**THE PROBLEM**
Examine the records and identify each line that includes the string "image". Copy those lines.

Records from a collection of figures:
——
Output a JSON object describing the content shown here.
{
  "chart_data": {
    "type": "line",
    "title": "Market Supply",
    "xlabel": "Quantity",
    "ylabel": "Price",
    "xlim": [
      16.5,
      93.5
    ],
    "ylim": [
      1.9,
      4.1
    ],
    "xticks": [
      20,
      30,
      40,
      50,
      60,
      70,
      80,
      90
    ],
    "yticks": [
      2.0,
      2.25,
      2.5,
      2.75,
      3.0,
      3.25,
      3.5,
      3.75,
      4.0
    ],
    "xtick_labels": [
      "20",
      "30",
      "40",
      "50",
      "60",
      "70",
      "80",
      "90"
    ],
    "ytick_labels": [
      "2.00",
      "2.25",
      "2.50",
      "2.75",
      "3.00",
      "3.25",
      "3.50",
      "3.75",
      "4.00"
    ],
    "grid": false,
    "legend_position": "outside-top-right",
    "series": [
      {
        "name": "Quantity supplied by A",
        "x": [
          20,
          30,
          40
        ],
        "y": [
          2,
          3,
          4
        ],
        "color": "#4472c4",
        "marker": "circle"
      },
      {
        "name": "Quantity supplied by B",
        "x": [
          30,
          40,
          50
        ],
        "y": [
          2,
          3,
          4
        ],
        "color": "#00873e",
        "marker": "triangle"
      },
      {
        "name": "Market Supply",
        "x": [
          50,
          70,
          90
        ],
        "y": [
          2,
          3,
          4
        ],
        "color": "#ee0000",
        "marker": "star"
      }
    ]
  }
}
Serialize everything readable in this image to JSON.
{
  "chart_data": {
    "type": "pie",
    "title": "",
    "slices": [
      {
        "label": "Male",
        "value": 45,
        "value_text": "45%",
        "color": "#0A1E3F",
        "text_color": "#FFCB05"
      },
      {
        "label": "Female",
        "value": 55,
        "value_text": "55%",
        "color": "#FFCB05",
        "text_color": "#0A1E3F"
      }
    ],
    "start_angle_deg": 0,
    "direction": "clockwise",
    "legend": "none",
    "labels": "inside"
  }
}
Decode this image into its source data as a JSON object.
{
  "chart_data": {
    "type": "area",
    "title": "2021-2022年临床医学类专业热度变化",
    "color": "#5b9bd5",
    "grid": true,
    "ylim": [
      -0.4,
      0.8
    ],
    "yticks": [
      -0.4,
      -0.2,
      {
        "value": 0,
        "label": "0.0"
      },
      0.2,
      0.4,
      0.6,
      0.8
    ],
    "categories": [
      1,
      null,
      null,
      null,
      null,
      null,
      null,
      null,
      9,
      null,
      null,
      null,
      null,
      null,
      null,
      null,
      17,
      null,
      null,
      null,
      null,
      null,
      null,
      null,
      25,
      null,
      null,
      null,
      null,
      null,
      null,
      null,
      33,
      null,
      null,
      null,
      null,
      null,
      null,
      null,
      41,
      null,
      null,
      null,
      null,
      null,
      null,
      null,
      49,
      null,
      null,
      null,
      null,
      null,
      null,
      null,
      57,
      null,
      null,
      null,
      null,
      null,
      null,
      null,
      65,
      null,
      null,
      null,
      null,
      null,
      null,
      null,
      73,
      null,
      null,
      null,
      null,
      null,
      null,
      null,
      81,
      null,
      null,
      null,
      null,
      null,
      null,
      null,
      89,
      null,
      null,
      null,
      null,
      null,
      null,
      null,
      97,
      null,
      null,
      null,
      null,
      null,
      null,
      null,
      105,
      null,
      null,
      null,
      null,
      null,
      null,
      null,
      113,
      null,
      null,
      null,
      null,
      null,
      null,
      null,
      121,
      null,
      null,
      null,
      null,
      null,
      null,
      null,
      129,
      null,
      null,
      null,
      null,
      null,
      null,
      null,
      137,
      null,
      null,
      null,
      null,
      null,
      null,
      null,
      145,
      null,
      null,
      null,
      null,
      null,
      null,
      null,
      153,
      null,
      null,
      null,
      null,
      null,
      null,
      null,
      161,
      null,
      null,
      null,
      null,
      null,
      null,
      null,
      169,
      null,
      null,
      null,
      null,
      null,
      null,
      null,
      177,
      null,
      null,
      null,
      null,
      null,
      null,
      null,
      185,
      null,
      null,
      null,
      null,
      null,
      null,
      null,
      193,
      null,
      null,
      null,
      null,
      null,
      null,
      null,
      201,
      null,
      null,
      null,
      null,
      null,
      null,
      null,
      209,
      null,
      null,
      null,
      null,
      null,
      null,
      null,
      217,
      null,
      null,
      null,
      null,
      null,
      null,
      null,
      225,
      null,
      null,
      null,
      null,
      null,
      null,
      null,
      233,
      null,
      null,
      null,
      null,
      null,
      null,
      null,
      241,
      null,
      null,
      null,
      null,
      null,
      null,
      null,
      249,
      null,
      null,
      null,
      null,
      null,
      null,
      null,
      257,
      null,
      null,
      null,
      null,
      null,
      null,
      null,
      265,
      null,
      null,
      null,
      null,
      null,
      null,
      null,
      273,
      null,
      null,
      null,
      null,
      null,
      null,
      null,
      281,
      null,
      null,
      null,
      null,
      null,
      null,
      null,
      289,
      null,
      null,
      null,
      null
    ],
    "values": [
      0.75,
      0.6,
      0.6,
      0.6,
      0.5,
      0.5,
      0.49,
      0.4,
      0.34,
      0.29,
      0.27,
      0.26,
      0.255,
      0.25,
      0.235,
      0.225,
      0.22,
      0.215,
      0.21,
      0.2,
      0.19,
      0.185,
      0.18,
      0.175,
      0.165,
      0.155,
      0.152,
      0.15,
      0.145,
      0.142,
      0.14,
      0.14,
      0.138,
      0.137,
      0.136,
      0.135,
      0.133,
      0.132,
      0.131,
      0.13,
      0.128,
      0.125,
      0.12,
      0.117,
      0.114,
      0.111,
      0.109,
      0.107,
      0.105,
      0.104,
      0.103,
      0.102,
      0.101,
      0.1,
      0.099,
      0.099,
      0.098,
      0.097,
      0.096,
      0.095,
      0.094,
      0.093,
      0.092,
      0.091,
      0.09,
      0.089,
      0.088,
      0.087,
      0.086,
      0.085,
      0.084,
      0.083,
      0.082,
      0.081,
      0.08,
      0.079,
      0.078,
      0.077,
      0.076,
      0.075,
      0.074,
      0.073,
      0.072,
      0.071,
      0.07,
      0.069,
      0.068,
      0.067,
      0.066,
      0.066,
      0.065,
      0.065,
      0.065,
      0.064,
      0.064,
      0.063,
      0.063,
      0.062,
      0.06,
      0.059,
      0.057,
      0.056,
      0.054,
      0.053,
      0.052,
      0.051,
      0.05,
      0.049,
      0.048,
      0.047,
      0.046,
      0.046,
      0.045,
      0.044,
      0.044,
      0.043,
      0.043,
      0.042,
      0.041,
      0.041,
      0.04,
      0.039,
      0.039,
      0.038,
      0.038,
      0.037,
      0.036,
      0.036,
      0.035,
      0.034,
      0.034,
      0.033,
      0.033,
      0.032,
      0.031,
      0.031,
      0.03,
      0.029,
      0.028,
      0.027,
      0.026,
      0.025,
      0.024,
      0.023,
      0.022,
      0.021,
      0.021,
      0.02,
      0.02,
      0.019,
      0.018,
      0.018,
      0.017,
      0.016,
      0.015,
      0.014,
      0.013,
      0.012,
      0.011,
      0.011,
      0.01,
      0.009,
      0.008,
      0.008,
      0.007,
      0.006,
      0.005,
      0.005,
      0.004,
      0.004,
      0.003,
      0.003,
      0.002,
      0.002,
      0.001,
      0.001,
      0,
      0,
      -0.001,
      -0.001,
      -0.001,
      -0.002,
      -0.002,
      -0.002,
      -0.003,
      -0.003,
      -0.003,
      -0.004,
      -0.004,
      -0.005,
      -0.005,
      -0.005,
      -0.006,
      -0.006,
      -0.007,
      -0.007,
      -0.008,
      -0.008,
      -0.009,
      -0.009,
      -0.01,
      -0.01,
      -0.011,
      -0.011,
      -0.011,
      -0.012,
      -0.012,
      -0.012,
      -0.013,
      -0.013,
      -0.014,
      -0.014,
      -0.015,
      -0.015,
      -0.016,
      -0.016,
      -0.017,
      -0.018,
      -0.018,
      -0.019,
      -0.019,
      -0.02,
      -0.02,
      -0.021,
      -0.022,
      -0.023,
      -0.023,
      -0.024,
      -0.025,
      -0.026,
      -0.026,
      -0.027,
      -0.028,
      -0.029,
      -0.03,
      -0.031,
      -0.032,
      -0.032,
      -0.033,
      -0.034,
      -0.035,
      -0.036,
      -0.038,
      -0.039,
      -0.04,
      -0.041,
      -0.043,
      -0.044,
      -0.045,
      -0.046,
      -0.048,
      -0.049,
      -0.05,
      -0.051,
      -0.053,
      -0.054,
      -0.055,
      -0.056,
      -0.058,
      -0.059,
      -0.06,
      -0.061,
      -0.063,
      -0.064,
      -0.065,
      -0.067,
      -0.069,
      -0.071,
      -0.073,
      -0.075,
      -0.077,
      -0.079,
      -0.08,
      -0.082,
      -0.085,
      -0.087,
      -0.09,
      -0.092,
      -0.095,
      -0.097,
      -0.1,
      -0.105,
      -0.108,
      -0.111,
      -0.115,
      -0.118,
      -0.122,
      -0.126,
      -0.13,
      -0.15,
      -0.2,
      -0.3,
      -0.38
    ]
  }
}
——
**RESULT OF THIS EXERCISE**
Serialize everything readable in this image to JSON.
Decode this image into its source data as a JSON object.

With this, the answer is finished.